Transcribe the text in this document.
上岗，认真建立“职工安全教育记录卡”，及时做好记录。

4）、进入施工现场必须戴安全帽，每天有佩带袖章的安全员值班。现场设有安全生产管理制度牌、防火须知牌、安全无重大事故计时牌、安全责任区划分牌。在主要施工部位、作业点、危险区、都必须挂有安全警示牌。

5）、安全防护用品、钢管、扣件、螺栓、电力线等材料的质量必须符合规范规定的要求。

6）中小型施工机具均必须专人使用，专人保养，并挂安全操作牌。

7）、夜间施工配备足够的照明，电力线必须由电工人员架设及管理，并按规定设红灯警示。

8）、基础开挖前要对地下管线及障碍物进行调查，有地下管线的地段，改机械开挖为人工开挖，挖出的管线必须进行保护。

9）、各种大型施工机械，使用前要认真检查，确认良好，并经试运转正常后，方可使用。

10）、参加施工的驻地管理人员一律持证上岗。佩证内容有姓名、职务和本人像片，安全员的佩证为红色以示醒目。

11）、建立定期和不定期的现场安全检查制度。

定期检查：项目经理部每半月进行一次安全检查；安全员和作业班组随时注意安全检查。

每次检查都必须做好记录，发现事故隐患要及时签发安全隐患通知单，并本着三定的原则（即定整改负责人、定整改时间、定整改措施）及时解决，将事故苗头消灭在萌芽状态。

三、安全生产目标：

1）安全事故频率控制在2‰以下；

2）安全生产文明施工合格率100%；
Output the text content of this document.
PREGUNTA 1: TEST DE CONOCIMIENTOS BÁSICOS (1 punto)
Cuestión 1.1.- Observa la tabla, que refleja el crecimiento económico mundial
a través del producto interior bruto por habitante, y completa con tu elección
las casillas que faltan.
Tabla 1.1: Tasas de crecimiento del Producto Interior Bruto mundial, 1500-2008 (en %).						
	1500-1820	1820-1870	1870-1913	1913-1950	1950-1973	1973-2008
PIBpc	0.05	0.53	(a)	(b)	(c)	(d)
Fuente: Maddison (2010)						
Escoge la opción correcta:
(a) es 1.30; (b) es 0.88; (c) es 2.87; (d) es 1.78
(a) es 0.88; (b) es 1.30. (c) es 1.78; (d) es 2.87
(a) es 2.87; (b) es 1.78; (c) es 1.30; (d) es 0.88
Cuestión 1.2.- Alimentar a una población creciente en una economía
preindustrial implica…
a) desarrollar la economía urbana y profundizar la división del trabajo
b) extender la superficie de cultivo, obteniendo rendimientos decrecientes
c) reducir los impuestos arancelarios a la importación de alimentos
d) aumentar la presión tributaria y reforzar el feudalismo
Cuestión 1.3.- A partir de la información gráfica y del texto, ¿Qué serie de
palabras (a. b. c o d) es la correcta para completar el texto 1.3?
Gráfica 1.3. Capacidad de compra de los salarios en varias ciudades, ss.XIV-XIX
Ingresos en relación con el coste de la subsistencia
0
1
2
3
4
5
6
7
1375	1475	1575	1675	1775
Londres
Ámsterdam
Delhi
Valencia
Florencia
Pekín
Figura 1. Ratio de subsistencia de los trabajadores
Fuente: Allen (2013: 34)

> _Task statement_
Return the lines above exactly, keeping every word.

> _Solved exercise_
Transcribe the text in this document.
上岗，认真建立“职工安全教育记录卡”，及时做好记录。

4）、进入施工现场必须戴安全帽，每天有佩带袖章的安全员值班。现场设有安全生产管理制度牌、防火须知牌、安全无重大事故计时牌、安全责任区划分牌。在主要施工部位、作业点、危险区、都必须挂有安全警示牌。

5）、安全防护用品、钢管、扣件、螺栓、电力线等材料的质量必须符合规范规定的要求。

6）中小型施工机具均必须专人使用，专人保养，并挂安全操作牌。

7）、夜间施工配备足够的照明，电力线必须由电工人员架设及管理，并按规定设红灯警示。

8）、基础开挖前要对地下管线及障碍物进行调查，有地下管线的地段，改机械开挖为人工开挖，挖出的管线必须进行保护。

9）、各种大型施工机械，使用前要认真检查，确认良好，并经试运转正常后，方可使用。

10）、参加施工的驻地管理人员一律持证上岗。佩证内容有姓名、职务和本人像片，安全员的佩证为红色以示醒目。

11）、建立定期和不定期的现场安全检查制度。

定期检查：项目经理部每半月进行一次安全检查；安全员和作业班组随时注意安全检查。

每次检查都必须做好记录，发现事故隐患要及时签发安全隐患通知单，并本着三定的原则（即定整改负责人、定整改时间、定整改措施）及时解决，将事故苗头消灭在萌芽状态。

三、安全生产目标：

1）安全事故频率控制在2‰以下；

2）安全生产文明施工合格率100%；
Output the text content of this document.
PREGUNTA 1: TEST DE CONOCIMIENTOS BÁSICOS (1 punto)
Cuestión 1.1.- Observa la tabla, que refleja el crecimiento económico mundial
a través del producto interior bruto por habitante, y completa con tu elección
las casillas que faltan.
Tabla 1.1: Tasas de crecimiento del Producto Interior Bruto mundial, 1500-2008 (en %).						
	1500-1820	1820-1870	1870-1913	1913-1950	1950-1973	1973-2008
PIBpc	0.05	0.53	(a)	(b)	(c)	(d)
Fuente: Maddison (2010)						
Escoge la opción correcta:
(a) es 1.30; (b) es 0.88; (c) es 2.87; (d) es 1.78
(a) es 0.88; (b) es 1.30. (c) es 1.78; (d) es 2.87
(a) es 2.87; (b) es 1.78; (c) es 1.30; (d) es 0.88
Cuestión 1.2.- Alimentar a una población creciente en una economía
preindustrial implica…
a) desarrollar la economía urbana y profundizar la división del trabajo
b) extender la superficie de cultivo, obteniendo rendimientos decrecientes
c) reducir los impuestos arancelarios a la importación de alimentos
d) aumentar la presión tributaria y reforzar el feudalismo
Cuestión 1.3.- A partir de la información gráfica y del texto, ¿Qué serie de
palabras (a. b. c o d) es la correcta para completar el texto 1.3?
Gráfica 1.3. Capacidad de compra de los salarios en varias ciudades, ss.XIV-XIX
Ingresos en relación con el coste de la subsistencia
0
1
2
3
4
5
6
7
1375	1475	1575	1675	1775
Londres
Ámsterdam
Delhi
Valencia
Florencia
Pekín
Figura 1. Ratio de subsistencia de los trabajadores
Fuente: Allen (2013: 34)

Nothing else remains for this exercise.